Love Miso? Love Eggs? This one is for you. These eggs are intensely flavored. They would make a great, "Whore's Devors," if cut into quarters, or sliced into rounds and used in a Canape. The texture is creamy and the taste is salty and very misoy. The yolk is not dry and powdery like regular hard boiled eggs, but rich and gooey. It's a super easy recipe, you just need to plan ahead. I found this in my, "Miso-Tempeh-Natto and other Tasty Ferments," cookbook by K & C Shockey.

TASK LIST »
**a)** Repeat a passage from the miso egg description word for word, beginning at the words "Love Miso? Love" and stopping after "K & C Shockey.".
**b)** Answer these questions from the miso egg description:
(i) What texture does it give the eggs?
(ii) What is the title of the cookbook where the recipe was found?
(iii) How is the yolk described, compared with regular hard boiled eggs?
Rely on the miso egg description alone for everything here.

SUPPLIED MATERIAL »
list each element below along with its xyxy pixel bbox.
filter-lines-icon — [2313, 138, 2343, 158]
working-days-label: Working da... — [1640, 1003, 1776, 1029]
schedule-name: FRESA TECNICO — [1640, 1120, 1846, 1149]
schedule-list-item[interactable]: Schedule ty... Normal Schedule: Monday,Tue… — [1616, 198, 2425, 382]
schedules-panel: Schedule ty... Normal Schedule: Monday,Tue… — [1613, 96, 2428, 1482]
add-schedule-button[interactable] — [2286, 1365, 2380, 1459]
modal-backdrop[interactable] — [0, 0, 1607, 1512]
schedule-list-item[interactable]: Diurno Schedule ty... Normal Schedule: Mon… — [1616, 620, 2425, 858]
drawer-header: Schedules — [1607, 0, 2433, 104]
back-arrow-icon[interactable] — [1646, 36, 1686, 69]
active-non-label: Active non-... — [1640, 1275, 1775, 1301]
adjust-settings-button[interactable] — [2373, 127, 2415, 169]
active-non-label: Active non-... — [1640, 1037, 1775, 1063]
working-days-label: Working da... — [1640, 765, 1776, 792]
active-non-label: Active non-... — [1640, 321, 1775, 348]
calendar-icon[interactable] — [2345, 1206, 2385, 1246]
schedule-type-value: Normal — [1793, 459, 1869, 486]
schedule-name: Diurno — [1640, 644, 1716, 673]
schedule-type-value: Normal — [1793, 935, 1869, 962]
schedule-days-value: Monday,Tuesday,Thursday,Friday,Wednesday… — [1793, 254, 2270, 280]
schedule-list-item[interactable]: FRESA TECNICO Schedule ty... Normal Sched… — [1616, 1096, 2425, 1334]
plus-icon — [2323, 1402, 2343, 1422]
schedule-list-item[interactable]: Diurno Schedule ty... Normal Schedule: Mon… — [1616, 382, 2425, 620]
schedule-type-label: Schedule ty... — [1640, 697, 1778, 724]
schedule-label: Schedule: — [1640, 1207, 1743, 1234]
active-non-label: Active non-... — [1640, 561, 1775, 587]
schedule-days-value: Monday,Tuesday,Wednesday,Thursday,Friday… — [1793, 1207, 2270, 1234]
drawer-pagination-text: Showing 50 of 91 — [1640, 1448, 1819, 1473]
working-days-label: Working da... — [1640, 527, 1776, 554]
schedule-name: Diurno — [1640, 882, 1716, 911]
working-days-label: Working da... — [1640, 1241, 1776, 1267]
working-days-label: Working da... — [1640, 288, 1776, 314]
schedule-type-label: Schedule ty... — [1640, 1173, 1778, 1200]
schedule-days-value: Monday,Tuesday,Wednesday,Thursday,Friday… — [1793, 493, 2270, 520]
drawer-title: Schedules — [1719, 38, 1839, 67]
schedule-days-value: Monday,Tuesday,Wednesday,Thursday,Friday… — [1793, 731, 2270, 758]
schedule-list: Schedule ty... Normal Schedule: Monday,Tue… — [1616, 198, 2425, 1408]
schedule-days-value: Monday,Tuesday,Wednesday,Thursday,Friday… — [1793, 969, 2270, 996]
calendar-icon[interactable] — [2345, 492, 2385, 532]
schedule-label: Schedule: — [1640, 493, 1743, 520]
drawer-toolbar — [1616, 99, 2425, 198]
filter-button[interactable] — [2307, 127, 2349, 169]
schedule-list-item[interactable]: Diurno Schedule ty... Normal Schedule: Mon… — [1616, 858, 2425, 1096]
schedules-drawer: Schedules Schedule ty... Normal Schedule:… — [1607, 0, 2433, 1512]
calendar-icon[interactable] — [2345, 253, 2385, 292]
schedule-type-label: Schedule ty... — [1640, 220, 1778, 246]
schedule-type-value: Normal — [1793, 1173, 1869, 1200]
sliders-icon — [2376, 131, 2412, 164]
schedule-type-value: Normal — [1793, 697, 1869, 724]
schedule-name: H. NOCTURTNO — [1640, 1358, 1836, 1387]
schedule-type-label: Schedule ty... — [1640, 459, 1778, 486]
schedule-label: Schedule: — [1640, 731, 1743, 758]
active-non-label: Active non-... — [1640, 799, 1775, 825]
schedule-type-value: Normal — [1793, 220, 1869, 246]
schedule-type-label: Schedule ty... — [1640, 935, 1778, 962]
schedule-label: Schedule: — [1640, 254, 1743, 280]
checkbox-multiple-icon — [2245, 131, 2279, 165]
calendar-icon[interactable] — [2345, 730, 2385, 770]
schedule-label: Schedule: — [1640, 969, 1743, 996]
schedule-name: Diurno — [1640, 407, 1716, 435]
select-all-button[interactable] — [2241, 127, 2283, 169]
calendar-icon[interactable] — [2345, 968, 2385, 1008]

RESULTS FOR THE EXERCISE »
**a)**
Love Miso? Love Eggs? This one is for you. These eggs are intensely flavored. They would make a great, "Whore's Devors," if cut into quarters, or sliced into rounds and used in a Canape. The texture is creamy and the taste is salty and very misoy. The yolk is not dry and powdery like regular hard boiled eggs, but rich and gooey. It's a super easy recipe, you just need to plan ahead. I found this in my, "Miso-Tempeh-Natto and other Tasty Ferments," cookbook by K & C Shockey.

**b)**
(i) Creamy.
(ii) "Miso-Tempeh-Natto and other Tasty Ferments."
(iii) It is rich and gooey rather than dry and powdery.